Convert the stretch of material from its first line through the line containing "- table-row[interactable]: Daniel", both included, into a numbered list, leaving out any blank lines.
BEGIN DATA FOR THE TASK
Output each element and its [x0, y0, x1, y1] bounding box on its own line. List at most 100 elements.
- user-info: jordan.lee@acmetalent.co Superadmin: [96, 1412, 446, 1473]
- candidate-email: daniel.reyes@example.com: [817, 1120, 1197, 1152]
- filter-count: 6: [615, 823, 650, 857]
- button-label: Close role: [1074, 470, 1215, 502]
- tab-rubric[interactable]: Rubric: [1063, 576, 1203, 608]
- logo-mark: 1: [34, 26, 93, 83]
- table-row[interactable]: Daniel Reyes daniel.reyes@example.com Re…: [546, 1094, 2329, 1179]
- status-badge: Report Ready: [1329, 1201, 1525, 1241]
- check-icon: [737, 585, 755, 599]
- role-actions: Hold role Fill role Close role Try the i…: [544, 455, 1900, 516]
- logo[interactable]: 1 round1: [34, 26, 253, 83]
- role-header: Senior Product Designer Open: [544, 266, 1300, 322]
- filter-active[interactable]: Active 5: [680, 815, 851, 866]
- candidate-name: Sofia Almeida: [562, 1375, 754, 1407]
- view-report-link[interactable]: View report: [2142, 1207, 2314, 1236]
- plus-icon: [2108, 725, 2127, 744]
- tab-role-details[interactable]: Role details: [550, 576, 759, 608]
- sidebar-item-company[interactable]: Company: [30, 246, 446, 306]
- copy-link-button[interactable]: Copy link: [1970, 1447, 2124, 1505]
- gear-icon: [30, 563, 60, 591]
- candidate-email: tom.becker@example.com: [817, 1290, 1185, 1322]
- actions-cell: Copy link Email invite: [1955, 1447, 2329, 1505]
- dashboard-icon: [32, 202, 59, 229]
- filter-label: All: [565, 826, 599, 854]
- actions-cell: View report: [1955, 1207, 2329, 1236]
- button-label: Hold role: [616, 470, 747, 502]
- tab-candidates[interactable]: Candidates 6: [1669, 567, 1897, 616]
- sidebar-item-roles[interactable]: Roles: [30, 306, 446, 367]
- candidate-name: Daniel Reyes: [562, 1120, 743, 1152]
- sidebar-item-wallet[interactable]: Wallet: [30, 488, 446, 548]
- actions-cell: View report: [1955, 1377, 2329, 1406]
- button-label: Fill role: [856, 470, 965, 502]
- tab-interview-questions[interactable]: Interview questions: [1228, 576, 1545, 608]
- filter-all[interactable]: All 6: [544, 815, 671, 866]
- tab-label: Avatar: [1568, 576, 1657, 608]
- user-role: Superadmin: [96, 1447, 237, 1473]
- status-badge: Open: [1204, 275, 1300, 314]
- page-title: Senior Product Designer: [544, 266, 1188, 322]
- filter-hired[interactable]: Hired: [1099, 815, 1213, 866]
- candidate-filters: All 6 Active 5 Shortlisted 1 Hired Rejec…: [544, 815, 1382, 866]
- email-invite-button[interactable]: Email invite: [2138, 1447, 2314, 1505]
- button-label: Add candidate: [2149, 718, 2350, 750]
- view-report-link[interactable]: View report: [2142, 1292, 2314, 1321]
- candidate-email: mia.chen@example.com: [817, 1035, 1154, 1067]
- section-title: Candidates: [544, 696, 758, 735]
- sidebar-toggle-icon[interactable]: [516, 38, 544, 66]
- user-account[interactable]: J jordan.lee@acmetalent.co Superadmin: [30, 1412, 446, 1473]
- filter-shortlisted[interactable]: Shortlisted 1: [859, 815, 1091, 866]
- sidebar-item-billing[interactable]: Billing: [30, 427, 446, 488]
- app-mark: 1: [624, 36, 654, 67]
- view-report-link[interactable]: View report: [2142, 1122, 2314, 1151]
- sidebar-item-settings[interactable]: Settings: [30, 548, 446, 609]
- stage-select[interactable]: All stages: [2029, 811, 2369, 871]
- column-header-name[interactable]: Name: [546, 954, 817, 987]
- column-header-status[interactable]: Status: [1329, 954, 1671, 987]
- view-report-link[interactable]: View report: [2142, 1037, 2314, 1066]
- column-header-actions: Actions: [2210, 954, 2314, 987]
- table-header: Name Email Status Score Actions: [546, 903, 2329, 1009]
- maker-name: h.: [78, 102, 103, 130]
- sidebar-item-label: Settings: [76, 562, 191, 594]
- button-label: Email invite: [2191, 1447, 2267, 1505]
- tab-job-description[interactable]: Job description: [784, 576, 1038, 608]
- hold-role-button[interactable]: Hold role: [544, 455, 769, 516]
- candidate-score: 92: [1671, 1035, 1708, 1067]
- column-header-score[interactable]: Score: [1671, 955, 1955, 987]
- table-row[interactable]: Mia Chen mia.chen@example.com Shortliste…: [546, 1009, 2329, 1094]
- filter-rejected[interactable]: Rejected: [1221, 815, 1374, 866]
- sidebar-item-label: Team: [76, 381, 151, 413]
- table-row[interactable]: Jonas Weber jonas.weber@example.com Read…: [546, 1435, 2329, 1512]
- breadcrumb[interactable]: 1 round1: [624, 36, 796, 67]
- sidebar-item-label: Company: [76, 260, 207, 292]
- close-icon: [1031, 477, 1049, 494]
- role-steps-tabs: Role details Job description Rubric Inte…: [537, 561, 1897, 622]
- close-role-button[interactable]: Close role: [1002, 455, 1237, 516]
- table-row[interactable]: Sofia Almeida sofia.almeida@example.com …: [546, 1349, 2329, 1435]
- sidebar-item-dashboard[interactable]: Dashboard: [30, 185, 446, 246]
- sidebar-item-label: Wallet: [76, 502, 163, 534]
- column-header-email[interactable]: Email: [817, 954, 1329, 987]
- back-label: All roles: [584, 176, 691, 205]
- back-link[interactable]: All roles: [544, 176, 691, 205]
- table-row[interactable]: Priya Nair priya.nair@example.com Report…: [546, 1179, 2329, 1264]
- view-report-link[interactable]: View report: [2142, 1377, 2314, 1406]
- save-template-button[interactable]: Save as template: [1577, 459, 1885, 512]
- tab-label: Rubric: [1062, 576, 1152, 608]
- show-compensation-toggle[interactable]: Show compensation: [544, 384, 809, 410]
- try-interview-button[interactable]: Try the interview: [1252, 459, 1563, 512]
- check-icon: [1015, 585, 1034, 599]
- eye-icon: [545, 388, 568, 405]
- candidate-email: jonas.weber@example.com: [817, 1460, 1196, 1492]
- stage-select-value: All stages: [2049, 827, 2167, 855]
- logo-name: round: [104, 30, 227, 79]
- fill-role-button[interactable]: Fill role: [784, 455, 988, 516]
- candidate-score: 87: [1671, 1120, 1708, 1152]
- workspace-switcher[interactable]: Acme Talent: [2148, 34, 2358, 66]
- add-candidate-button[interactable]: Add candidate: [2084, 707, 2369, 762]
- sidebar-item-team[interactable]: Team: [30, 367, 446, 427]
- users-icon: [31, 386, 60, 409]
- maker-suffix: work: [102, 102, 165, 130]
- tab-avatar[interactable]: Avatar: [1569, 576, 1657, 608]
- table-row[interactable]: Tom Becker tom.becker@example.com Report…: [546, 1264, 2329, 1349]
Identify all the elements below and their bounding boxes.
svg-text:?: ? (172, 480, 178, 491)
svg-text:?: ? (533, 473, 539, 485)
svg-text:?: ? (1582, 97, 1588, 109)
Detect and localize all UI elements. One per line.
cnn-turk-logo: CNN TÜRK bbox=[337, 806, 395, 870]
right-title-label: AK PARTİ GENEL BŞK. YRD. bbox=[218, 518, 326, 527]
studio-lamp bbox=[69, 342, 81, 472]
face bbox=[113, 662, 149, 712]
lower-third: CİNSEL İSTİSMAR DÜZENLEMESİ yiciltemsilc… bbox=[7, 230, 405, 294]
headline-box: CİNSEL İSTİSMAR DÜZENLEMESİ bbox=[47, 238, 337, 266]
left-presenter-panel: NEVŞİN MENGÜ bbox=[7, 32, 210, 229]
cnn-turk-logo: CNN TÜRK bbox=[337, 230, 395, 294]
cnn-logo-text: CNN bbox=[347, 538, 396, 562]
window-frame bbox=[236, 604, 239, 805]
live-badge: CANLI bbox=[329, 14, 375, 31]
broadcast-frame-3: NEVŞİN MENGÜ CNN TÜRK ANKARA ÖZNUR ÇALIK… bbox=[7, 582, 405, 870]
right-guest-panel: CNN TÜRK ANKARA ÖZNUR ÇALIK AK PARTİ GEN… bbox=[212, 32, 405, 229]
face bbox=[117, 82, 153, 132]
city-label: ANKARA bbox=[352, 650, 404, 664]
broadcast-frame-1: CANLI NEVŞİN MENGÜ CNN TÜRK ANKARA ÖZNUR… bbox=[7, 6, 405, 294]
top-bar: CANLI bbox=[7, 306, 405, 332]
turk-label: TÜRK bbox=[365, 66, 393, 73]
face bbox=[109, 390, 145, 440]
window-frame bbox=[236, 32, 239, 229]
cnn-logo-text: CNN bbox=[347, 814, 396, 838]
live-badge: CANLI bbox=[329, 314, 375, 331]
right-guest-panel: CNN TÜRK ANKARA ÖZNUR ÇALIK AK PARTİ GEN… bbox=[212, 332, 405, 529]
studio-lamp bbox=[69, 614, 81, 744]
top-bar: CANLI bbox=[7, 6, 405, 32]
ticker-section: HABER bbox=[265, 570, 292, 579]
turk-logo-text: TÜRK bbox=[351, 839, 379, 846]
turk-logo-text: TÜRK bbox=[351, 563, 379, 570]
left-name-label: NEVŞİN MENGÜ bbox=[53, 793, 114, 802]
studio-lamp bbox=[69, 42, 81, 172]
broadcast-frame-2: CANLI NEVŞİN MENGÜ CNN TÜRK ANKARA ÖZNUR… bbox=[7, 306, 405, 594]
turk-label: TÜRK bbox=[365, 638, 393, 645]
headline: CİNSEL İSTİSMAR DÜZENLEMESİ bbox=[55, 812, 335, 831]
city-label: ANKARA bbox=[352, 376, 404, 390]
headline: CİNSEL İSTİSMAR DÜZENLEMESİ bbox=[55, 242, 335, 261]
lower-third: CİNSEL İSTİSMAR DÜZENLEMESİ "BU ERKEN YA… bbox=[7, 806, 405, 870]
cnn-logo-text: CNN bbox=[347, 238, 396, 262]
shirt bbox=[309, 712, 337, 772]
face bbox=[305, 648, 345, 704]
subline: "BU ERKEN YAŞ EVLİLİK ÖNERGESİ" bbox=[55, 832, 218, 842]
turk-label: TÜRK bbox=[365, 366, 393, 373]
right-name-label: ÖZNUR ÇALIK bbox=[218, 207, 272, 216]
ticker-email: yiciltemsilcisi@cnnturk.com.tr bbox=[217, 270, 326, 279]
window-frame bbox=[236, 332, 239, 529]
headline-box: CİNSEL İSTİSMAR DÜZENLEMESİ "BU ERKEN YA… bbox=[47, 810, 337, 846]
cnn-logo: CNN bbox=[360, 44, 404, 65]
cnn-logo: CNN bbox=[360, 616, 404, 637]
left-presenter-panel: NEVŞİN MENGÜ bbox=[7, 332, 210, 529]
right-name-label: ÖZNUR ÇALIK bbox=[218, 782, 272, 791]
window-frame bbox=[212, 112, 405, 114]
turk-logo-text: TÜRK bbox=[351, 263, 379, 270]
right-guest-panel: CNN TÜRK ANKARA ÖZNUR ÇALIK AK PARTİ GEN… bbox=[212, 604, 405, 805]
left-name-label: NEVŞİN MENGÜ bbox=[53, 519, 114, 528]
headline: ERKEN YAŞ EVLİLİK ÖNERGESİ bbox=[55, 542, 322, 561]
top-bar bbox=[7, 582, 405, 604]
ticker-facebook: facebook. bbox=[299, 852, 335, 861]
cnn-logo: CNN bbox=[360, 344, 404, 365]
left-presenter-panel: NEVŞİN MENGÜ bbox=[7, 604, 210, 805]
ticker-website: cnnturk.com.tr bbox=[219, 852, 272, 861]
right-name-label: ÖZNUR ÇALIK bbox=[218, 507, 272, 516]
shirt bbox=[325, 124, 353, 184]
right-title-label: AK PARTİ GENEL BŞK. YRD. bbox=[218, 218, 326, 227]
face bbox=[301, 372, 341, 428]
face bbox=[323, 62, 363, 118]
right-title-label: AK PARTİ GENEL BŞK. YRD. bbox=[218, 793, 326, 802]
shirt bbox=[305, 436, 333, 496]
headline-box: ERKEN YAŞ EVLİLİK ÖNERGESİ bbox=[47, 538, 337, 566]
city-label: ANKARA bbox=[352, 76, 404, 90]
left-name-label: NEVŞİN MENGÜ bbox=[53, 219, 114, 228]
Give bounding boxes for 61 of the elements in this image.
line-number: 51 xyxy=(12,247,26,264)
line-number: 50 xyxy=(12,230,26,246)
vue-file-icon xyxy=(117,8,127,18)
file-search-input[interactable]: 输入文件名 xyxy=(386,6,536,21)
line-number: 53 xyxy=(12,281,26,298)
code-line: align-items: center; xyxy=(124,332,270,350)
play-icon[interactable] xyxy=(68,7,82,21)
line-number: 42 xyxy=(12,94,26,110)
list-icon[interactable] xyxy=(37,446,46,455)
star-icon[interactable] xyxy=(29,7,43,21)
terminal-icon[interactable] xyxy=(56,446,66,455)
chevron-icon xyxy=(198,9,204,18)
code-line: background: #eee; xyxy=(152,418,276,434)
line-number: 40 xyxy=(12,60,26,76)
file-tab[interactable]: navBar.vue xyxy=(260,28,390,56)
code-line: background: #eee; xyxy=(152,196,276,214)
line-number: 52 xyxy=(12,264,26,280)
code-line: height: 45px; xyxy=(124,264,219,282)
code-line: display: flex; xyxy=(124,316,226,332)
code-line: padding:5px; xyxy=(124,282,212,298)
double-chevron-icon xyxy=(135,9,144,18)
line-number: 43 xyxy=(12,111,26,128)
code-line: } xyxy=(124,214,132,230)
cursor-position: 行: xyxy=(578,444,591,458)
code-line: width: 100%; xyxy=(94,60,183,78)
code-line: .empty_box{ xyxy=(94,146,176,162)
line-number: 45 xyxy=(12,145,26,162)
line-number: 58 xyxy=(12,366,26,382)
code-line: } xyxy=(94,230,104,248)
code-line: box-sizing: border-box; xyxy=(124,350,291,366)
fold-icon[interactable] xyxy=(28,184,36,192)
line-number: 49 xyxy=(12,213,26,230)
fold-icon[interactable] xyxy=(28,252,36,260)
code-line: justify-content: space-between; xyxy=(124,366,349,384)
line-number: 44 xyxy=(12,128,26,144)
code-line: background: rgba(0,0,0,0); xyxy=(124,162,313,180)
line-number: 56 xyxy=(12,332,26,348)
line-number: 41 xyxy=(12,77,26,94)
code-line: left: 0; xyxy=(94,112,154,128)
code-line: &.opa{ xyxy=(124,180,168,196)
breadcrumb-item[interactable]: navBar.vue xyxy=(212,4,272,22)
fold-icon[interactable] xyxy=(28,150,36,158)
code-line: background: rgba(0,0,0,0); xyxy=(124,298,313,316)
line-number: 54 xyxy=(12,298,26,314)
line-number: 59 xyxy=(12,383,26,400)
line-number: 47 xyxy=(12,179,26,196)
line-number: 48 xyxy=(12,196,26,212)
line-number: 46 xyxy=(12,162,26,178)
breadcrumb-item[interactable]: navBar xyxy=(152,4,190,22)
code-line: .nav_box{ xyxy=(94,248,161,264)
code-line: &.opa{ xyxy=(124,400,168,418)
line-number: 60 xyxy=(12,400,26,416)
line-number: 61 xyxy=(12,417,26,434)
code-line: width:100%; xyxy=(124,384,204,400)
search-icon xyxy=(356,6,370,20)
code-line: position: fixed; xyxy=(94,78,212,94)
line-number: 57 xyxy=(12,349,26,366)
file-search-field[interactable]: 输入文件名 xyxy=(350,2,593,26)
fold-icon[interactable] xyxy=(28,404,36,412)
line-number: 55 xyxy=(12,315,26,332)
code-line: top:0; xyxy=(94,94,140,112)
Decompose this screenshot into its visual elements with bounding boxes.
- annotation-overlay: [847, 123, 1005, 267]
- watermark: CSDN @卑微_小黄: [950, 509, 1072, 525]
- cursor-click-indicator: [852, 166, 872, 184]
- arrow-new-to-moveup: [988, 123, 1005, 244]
END DATA FOR THE TASK
* [RESPONSE TO THIS TASK]
1. Output each element and its [x0, y0, x1, y1] bounding box on its own line. List at most 100 elements.
2. - user-info: jordan.lee@acmetalent.co Superadmin: [96, 1412, 446, 1473]
3. - candidate-email: daniel.reyes@example.com: [817, 1120, 1197, 1152]
4. - filter-count: 6: [615, 823, 650, 857]
5. - button-label: Close role: [1074, 470, 1215, 502]
6. - tab-rubric[interactable]: Rubric: [1063, 576, 1203, 608]
7. - logo-mark: 1: [34, 26, 93, 83]
8. - table-row[interactable]: Daniel Reyes daniel.reyes@example.com Re…: [546, 1094, 2329, 1179]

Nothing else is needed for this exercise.